======== Fragmento del texto ========

El todavía enviado especial de la ONU y la Liga Árabe para Siria, Kofi Annan, no acudirá a la cumbre de ministros de Asuntos Exteriores que se celebrará el jueves en Teherán para analizar el conflicto sirio, donde tampoco estará presente ningún miembro de su equipo, anunció hoy Naciones Unidas.

"Ni Annan ni ningún miembro de su equipo planean acudir a las conversaciones que acogerá Teherán sobre Siria", dijo un portavoz de la ONU, Farhan Haq, en respuesta a las preguntas de la prensa al respecto de la presencia del organismo internacional y su equipo mediador en la llamada Reunión de los Verdaderos Amigos de Siria.

El ex secretario general de la ONU, que presentó su renuncia como mediador internacional en el conflicto sirio el pasado jueves, se ausentará así de la cita, anunciada el lunes por Irán, que dijo haber convocado a los ministros de Asuntos Exteriores de "países influyentes" de la región para tratar la tragedia en Siria.

========

▶ Acción requerida 1
Extrae de la noticia sobre Kofi Annan el fragmento literal que comienza en las palabras "El ex secretario" y termina después de "tragedia en Siria.".
▶ Acción requerida 2
Prolonga la noticia sobre la ausencia de Kofi Annan en la cumbre de Teherán a partir de su última oración.

======== Material de estudio ========

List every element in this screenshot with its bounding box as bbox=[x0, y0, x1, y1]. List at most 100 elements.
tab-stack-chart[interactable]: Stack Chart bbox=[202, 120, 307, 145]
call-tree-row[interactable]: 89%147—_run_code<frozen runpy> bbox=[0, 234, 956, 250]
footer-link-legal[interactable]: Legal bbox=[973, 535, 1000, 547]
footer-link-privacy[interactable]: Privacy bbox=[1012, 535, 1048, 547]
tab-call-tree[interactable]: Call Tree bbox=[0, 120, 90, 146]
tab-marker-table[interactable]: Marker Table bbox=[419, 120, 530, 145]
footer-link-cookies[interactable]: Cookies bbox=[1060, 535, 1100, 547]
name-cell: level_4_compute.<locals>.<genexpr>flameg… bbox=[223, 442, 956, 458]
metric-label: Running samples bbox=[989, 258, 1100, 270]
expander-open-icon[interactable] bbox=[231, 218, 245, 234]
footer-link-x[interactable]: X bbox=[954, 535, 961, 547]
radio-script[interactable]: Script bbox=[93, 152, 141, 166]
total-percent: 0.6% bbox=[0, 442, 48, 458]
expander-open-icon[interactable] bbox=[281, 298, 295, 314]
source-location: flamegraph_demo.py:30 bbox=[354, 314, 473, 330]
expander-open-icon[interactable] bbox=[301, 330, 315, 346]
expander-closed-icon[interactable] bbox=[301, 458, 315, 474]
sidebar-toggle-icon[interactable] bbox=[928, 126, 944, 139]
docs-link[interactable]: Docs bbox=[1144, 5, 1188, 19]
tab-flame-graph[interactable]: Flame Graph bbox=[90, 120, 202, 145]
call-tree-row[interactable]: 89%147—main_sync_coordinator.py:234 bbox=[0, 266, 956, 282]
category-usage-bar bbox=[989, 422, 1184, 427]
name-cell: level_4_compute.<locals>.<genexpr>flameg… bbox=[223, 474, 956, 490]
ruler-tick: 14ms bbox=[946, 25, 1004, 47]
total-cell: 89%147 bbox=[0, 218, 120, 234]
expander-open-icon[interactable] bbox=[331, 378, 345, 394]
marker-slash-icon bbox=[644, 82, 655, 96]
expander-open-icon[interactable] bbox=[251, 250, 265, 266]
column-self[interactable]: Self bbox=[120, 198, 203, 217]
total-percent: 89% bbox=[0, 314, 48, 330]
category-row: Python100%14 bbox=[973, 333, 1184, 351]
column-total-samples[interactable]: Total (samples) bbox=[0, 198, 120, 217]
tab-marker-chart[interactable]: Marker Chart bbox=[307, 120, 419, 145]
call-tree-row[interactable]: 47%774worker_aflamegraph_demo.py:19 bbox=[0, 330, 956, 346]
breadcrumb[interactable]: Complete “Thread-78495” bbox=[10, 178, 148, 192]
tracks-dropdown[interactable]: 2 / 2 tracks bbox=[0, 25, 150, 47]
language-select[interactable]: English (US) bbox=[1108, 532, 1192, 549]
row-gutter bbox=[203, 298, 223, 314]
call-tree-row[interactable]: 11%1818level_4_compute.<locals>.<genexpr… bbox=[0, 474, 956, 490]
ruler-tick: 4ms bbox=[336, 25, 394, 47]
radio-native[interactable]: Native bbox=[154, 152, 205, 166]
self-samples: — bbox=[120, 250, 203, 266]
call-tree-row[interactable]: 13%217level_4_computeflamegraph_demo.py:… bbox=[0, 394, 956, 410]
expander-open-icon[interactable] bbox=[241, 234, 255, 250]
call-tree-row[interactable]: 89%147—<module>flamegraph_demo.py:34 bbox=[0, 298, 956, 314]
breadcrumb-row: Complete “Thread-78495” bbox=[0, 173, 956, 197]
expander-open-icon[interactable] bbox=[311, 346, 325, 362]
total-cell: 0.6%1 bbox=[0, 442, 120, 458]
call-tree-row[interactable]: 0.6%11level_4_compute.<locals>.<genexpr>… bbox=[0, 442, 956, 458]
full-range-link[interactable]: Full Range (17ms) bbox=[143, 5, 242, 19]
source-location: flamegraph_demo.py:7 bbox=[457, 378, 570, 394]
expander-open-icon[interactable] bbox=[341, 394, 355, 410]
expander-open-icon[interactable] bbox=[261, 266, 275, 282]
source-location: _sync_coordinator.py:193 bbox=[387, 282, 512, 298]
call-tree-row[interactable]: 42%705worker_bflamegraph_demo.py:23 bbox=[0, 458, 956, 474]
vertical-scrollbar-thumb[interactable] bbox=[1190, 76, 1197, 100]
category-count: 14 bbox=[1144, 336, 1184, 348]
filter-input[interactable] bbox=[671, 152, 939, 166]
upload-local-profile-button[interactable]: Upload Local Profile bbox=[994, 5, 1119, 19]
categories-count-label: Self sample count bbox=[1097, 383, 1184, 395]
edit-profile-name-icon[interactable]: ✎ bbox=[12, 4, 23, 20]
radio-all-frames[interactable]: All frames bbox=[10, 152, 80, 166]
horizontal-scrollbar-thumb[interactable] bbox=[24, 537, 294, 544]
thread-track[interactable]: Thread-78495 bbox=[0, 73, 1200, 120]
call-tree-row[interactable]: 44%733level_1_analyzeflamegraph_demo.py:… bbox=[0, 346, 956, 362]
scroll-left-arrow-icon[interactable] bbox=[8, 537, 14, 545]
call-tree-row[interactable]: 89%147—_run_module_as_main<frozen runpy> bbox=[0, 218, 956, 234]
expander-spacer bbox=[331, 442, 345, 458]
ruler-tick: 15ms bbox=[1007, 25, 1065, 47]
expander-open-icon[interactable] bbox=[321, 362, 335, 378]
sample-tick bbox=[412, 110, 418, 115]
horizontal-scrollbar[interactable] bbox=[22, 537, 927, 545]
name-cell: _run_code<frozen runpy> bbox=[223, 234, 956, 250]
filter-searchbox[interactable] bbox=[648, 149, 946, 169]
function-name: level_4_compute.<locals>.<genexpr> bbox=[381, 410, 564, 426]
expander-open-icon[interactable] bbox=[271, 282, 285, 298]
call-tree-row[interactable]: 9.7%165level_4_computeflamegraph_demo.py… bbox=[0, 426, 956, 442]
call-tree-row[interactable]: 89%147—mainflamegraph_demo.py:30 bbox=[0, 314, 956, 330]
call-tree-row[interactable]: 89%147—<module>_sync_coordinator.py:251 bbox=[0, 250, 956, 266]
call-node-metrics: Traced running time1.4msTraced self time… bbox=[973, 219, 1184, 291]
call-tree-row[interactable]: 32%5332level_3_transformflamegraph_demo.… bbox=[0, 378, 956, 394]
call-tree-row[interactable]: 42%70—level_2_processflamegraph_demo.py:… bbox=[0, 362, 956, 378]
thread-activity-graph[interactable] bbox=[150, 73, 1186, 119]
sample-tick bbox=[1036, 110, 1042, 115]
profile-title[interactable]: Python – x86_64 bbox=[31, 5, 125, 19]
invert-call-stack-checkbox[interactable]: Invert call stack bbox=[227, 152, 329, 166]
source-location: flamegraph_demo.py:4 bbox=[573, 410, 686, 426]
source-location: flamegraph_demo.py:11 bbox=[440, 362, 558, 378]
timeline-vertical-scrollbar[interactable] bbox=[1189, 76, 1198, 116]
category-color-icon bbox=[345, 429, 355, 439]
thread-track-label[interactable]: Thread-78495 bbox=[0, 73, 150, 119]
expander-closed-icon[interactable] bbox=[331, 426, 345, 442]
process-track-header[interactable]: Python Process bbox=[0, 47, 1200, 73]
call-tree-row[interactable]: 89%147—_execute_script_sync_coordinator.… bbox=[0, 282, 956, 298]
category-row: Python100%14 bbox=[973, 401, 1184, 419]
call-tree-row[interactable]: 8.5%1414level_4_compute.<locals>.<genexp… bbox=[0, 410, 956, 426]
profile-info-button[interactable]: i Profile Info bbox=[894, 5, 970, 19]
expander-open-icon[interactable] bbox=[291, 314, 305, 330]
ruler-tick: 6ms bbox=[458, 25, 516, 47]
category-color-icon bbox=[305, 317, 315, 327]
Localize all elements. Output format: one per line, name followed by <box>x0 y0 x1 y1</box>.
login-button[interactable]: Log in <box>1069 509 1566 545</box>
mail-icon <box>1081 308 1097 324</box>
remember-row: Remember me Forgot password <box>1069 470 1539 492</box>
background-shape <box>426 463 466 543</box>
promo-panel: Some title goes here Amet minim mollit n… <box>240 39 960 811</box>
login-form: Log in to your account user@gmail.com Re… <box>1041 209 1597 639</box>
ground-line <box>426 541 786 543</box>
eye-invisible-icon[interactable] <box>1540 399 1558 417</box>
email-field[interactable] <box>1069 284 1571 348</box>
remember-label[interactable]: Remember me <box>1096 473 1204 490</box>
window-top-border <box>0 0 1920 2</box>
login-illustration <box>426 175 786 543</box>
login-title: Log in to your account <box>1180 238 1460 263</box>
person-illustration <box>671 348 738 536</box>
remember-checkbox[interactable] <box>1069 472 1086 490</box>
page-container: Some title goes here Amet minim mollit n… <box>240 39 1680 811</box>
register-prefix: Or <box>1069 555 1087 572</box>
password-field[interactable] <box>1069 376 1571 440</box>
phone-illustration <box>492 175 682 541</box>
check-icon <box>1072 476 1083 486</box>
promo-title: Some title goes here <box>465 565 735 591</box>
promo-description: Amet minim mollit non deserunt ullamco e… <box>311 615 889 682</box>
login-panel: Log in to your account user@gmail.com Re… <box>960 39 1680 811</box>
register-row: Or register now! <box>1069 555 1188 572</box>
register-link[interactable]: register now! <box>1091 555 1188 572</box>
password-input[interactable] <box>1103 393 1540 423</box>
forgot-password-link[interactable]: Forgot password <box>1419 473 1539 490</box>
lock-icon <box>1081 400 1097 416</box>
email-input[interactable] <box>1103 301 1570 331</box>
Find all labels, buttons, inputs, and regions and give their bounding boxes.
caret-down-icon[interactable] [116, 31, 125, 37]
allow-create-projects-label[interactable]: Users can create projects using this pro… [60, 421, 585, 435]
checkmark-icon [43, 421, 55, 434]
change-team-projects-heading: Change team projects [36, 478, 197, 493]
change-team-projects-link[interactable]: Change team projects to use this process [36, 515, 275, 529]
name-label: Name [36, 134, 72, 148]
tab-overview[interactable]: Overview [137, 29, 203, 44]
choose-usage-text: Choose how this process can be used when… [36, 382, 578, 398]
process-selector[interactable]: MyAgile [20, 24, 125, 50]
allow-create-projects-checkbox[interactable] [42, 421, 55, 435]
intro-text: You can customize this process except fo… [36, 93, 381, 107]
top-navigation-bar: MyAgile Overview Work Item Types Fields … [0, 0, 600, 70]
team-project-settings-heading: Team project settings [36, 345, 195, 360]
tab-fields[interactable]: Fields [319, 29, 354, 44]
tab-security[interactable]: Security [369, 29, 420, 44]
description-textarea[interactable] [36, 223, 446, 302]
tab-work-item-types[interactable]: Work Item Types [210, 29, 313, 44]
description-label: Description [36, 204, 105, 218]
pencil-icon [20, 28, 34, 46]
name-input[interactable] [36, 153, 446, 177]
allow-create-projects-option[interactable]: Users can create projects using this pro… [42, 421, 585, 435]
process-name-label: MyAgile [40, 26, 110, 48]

========

▶ Respuesta 1
El ex secretario general de la ONU, que presentó su renuncia como mediador internacional en el conflicto sirio el pasado jueves, se ausentará así de la cita, anunciada el lunes por Irán, que dijo haber convocado a los ministros de Asuntos Exteriores de "países influyentes" de la región para tratar la tragedia en Siria.

▶ Respuesta 2
A la reunión, de tipo consultivo, han confirmado su asistencia doce Gobiernos, según la agencia local Mehr, que detalló que la cumbre estará dedicada a "buscar soluciones al conflicto sirio", que ha asolado el país y causado miles de muertos desde su inicio, hace casi año y medio.

Antes de renunciar a su cargo, que dejará de ocupar el próximo 31 de agosto, Annan trató de involucrar a Irán en su labor mediadora al proponer que participara en la reunión del Grupo de Acción que convocó en Ginebra en junio pasado, algo a lo que los países occidentales se opusieron.

Irán, principal aliado del Gobierno de Siria en Oriente Medio, mantiene, como Rusia y China, una alianza estratégica con el régimen del presidente sirio, Bachar al Asad.

Las posturas sobre Siria han acrecentado las tensiones entre Irán y algunos estados musulmanes de la zona, en especial Turquía, Arabia Saudí y Catar, además de la Liga Árabe, debido a su respaldo a los grupos opositores sirios.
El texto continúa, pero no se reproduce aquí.